Exercise prompt
Below are some records. Copy every line in them that holds "open".

— BEGIN Working data —

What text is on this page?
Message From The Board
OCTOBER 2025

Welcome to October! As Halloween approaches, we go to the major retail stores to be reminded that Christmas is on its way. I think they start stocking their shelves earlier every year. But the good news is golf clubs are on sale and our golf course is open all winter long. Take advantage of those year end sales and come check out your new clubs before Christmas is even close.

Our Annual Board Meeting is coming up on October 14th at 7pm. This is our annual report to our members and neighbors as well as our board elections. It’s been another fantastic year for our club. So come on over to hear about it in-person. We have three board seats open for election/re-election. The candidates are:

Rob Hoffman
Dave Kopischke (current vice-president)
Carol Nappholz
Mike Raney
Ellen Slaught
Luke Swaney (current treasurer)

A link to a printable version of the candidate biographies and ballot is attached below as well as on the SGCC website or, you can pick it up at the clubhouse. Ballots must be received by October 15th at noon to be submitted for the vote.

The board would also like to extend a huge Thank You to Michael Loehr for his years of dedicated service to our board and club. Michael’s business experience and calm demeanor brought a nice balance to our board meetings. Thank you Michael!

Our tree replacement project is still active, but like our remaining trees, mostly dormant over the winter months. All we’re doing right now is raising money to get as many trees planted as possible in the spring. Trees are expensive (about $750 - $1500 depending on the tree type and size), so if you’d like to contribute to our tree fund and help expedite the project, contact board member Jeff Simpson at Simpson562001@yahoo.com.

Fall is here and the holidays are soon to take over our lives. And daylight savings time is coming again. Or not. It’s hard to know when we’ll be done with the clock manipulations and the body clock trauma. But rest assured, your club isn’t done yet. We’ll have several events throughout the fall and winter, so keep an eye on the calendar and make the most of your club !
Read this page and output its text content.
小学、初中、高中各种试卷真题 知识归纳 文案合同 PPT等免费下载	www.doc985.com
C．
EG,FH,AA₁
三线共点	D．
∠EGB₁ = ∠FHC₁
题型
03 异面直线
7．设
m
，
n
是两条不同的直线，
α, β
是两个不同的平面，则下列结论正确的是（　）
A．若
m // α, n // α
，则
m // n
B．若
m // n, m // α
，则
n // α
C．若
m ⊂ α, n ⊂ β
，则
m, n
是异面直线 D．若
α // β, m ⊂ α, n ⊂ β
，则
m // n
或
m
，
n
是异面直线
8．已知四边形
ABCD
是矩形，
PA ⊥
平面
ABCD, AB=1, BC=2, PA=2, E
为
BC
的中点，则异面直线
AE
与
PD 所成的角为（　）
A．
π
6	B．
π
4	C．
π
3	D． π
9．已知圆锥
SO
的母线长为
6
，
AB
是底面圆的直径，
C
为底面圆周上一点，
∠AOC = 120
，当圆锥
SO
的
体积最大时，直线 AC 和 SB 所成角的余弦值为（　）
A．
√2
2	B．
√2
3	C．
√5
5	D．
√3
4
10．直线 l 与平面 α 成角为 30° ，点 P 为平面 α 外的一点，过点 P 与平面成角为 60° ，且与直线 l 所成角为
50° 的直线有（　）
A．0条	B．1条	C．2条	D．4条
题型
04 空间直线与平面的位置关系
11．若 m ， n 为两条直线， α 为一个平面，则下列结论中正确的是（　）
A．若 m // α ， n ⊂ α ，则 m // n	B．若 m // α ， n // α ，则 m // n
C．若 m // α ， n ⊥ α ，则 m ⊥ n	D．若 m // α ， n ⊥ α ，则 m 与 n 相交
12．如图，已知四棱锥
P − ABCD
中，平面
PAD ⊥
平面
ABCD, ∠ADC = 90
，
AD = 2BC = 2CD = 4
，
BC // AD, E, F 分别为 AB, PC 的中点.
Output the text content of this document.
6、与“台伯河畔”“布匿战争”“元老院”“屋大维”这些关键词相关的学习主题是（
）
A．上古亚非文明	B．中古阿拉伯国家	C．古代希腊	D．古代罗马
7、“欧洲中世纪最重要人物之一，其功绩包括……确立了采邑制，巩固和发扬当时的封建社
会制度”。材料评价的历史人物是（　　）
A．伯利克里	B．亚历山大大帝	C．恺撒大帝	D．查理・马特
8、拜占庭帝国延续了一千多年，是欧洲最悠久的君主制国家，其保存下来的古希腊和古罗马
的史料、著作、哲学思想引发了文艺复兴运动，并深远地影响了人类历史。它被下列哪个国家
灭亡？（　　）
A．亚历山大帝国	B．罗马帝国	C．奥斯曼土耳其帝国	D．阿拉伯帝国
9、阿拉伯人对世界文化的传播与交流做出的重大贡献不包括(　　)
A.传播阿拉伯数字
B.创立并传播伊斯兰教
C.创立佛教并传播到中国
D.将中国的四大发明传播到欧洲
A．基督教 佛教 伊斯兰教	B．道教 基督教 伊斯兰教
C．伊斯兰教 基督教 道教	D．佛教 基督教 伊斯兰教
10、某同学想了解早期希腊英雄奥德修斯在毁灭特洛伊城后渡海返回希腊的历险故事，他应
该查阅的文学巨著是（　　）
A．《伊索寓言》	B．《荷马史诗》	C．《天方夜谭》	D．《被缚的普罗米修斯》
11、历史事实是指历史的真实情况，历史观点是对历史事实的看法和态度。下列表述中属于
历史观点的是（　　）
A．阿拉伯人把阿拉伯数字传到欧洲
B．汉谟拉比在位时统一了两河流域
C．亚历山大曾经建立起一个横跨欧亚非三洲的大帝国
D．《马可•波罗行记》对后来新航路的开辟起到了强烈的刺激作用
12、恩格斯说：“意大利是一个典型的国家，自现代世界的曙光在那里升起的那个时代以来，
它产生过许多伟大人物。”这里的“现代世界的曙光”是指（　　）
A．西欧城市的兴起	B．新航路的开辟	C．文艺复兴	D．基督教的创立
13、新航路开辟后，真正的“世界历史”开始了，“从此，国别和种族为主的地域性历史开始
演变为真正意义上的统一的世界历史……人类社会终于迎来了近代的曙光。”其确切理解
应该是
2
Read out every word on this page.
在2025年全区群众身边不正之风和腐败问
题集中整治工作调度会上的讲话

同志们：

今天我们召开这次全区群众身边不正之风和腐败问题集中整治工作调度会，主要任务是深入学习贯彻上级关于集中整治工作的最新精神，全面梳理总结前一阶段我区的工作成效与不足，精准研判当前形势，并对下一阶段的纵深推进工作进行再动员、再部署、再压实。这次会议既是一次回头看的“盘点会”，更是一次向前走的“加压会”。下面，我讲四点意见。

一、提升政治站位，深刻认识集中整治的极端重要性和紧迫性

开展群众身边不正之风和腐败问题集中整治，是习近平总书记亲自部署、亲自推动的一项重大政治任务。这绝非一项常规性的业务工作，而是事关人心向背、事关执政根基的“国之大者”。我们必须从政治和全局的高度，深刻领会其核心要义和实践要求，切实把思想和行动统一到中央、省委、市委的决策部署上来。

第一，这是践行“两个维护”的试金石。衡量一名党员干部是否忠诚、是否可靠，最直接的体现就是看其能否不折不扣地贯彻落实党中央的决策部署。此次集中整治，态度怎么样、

— END Working data —

Worked answer
Welcome to October! As Halloween approaches, we go to the major retail stores to be reminded that Christmas is on its way. I think they start stocking their shelves earlier every year. But the good news is golf clubs are on sale and our golf course is open all winter long. Take advantage of those year end sales and come check out your new clubs before Christmas is even close.
Our Annual Board Meeting is coming up on October 14th at 7pm. This is our annual report to our members and neighbors as well as our board elections. It’s been another fantastic year for our club. So come on over to hear about it in-person. We have three board seats open for election/re-election. The candidates are:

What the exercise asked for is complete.